*PROMPT*:
Restate, word for word, all of the material shown below.

*DATA IN THIS EXERCISE*:
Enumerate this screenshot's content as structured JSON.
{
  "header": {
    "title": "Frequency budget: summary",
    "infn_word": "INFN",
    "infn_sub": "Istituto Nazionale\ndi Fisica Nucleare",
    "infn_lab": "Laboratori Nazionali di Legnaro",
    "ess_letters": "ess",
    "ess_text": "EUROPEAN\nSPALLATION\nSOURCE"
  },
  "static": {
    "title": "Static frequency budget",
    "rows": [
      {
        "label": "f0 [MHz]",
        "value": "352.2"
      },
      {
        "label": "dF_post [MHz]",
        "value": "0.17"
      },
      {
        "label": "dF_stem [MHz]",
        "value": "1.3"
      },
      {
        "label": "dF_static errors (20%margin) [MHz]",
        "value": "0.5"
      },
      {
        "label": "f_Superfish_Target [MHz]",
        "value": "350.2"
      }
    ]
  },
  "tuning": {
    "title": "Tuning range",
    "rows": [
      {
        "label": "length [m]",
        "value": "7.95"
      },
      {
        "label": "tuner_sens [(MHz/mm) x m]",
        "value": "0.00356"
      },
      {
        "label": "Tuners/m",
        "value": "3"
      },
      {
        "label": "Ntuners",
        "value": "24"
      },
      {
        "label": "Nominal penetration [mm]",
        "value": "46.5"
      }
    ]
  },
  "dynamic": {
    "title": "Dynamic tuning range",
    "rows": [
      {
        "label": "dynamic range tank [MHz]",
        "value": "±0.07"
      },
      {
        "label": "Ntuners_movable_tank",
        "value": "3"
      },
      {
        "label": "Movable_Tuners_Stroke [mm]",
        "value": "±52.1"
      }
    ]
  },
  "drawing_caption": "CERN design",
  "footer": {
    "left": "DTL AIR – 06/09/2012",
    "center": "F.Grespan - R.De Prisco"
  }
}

*SOLUTION TO THIS TASK*:
Enumerate this screenshot's content as structured JSON.
{
  "header": {
    "title": "Frequency budget: summary",
    "infn_word": "INFN",
    "infn_sub": "Istituto Nazionale\ndi Fisica Nucleare",
    "infn_lab": "Laboratori Nazionali di Legnaro",
    "ess_letters": "ess",
    "ess_text": "EUROPEAN\nSPALLATION\nSOURCE"
  },
  "static": {
    "title": "Static frequency budget",
    "rows": [
      {
        "label": "f0 [MHz]",
        "value": "352.2"
      },
      {
        "label": "dF_post [MHz]",
        "value": "0.17"
      },
      {
        "label": "dF_stem [MHz]",
        "value": "1.3"
      },
      {
        "label": "dF_static errors (20%margin) [MHz]",
        "value": "0.5"
      },
      {
        "label": "f_Superfish_Target [MHz]",
        "value": "350.2"
      }
    ]
  },
  "tuning": {
    "title": "Tuning range",
    "rows": [
      {
        "label": "length [m]",
        "value": "7.95"
      },
      {
        "label": "tuner_sens [(MHz/mm) x m]",
        "value": "0.00356"
      },
      {
        "label": "Tuners/m",
        "value": "3"
      },
      {
        "label": "Ntuners",
        "value": "24"
      },
      {
        "label": "Nominal penetration [mm]",
        "value": "46.5"
      }
    ]
  },
  "dynamic": {
    "title": "Dynamic tuning range",
    "rows": [
      {
        "label": "dynamic range tank [MHz]",
        "value": "±0.07"
      },
      {
        "label": "Ntuners_movable_tank",
        "value": "3"
      },
      {
        "label": "Movable_Tuners_Stroke [mm]",
        "value": "±52.1"
      }
    ]
  },
  "drawing_caption": "CERN design",
  "footer": {
    "left": "DTL AIR – 06/09/2012",
    "center": "F.Grespan - R.De Prisco"
  }
}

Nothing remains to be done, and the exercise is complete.